### What you will do
Look through the data below. Pick out the lines holding the string "Amazônica".
· · · · ·
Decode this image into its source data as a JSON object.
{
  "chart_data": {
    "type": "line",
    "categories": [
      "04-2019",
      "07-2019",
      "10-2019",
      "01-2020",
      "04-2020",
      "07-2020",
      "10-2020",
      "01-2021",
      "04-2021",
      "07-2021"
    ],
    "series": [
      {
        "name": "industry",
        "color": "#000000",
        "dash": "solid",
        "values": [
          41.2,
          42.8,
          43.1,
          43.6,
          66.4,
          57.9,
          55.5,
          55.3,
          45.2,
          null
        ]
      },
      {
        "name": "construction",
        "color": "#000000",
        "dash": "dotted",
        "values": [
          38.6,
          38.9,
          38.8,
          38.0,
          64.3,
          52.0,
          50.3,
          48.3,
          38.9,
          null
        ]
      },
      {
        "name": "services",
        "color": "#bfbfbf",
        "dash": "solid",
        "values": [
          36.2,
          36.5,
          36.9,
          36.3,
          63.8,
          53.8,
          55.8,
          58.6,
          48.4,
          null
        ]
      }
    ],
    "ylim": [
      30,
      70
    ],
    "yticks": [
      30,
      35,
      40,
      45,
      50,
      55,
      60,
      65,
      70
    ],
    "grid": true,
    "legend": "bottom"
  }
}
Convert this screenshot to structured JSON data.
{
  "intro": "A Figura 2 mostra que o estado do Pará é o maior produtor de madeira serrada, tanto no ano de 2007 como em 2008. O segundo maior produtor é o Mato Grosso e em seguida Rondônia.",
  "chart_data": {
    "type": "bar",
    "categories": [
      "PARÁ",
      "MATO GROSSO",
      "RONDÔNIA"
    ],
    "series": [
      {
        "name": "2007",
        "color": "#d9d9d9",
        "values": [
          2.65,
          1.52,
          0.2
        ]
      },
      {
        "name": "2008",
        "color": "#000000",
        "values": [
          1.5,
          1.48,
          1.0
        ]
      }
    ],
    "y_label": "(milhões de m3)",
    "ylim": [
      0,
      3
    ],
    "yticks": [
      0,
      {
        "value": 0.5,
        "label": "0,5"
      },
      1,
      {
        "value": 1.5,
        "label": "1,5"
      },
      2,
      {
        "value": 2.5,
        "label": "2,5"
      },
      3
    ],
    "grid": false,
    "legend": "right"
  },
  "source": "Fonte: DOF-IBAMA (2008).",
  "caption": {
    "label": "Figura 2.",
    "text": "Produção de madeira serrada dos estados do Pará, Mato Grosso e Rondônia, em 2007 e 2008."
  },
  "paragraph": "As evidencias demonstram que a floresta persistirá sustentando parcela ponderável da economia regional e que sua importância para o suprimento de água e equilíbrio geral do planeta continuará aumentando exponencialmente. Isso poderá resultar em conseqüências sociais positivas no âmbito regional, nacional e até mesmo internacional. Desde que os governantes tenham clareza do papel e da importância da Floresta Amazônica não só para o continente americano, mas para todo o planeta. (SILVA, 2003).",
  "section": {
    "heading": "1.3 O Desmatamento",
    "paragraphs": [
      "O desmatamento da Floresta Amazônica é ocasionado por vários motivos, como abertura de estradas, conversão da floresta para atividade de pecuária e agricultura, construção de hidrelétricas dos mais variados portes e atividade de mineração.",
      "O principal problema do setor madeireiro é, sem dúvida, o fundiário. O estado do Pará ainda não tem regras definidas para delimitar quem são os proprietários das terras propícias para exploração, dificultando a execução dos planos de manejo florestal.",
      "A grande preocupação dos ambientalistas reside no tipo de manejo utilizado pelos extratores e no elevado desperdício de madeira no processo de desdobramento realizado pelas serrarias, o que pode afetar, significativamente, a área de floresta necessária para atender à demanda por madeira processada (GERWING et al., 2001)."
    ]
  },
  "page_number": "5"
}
· · · · ·
### Output of the task
  "paragraph": "As evidencias demonstram que a floresta persistirá sustentando parcela ponderável da economia regional e que sua importância para o suprimento de água e equilíbrio geral do planeta continuará aumentando exponencialmente. Isso poderá resultar em conseqüências sociais positivas no âmbito regional, nacional e até mesmo internacional. Desde que os governantes tenham clareza do papel e da importância da Floresta Amazônica não só para o continente americano, mas para todo o planeta. (SILVA, 2003).",
      "O desmatamento da Floresta Amazônica é ocasionado por vários motivos, como abertura de estradas, conversão da floresta para atividade de pecuária e agricultura, construção de hidrelétricas dos mais variados portes e atividade de mineração.",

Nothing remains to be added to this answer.